WHAT THE TASK REQUIRES » Quote the listing below in full and exactly as written, but omit every picture.
___ MATERIAL TO PROCESS ___
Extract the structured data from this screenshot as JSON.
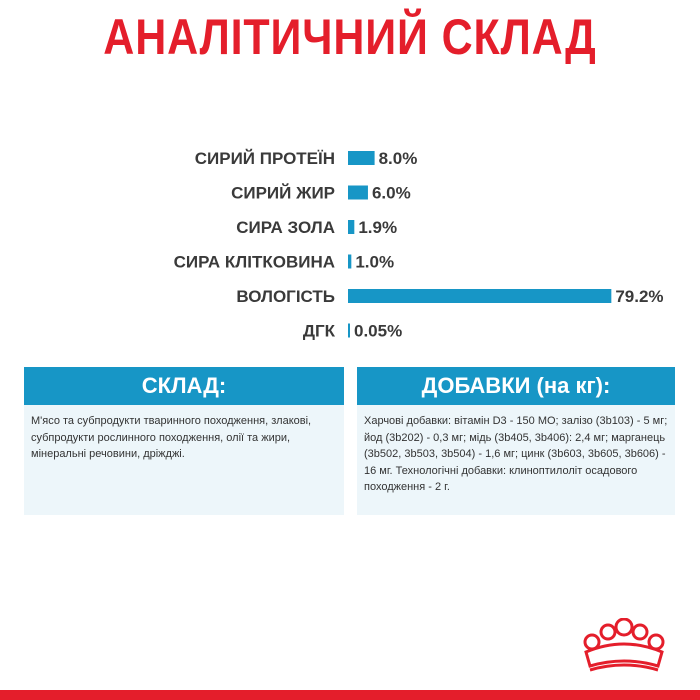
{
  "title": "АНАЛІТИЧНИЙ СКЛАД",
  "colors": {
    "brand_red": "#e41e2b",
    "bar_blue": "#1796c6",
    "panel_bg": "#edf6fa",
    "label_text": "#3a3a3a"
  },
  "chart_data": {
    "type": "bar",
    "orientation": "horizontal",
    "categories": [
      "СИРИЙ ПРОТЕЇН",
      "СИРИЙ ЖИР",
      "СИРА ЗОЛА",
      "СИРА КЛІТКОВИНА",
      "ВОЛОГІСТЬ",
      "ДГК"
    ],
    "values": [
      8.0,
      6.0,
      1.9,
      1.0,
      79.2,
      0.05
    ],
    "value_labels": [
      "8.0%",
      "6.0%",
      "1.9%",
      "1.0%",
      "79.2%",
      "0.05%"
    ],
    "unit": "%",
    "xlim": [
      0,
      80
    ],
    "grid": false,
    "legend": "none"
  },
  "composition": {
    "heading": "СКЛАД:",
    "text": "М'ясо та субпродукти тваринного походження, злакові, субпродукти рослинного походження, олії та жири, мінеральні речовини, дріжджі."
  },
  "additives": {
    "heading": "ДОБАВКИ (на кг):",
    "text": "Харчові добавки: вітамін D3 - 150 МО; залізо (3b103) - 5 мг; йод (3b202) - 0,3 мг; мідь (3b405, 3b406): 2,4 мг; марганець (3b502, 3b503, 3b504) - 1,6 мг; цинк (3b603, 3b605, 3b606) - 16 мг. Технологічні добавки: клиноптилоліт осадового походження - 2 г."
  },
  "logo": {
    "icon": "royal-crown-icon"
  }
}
___
SOLUTION FOR THIS PROBLEM »
Extract the structured data from this screenshot as JSON.
{
  "title": "АНАЛІТИЧНИЙ СКЛАД",
  "colors": {
    "brand_red": "#e41e2b",
    "bar_blue": "#1796c6",
    "panel_bg": "#edf6fa",
    "label_text": "#3a3a3a"
  },
  "chart_data": {
    "type": "bar",
    "orientation": "horizontal",
    "categories": [
      "СИРИЙ ПРОТЕЇН",
      "СИРИЙ ЖИР",
      "СИРА ЗОЛА",
      "СИРА КЛІТКОВИНА",
      "ВОЛОГІСТЬ",
      "ДГК"
    ],
    "values": [
      8.0,
      6.0,
      1.9,
      1.0,
      79.2,
      0.05
    ],
    "value_labels": [
      "8.0%",
      "6.0%",
      "1.9%",
      "1.0%",
      "79.2%",
      "0.05%"
    ],
    "unit": "%",
    "xlim": [
      0,
      80
    ],
    "grid": false,
    "legend": "none"
  },
  "composition": {
    "heading": "СКЛАД:",
    "text": "М'ясо та субпродукти тваринного походження, злакові, субпродукти рослинного походження, олії та жири, мінеральні речовини, дріжджі."
  },
  "additives": {
    "heading": "ДОБАВКИ (на кг):",
    "text": "Харчові добавки: вітамін D3 - 150 МО; залізо (3b103) - 5 мг; йод (3b202) - 0,3 мг; мідь (3b405, 3b406): 2,4 мг; марганець (3b502, 3b503, 3b504) - 1,6 мг; цинк (3b603, 3b605, 3b606) - 16 мг. Технологічні добавки: клиноптилоліт осадового походження - 2 г."
  },
  "logo": {
    "icon": "royal-crown-icon"
  }
}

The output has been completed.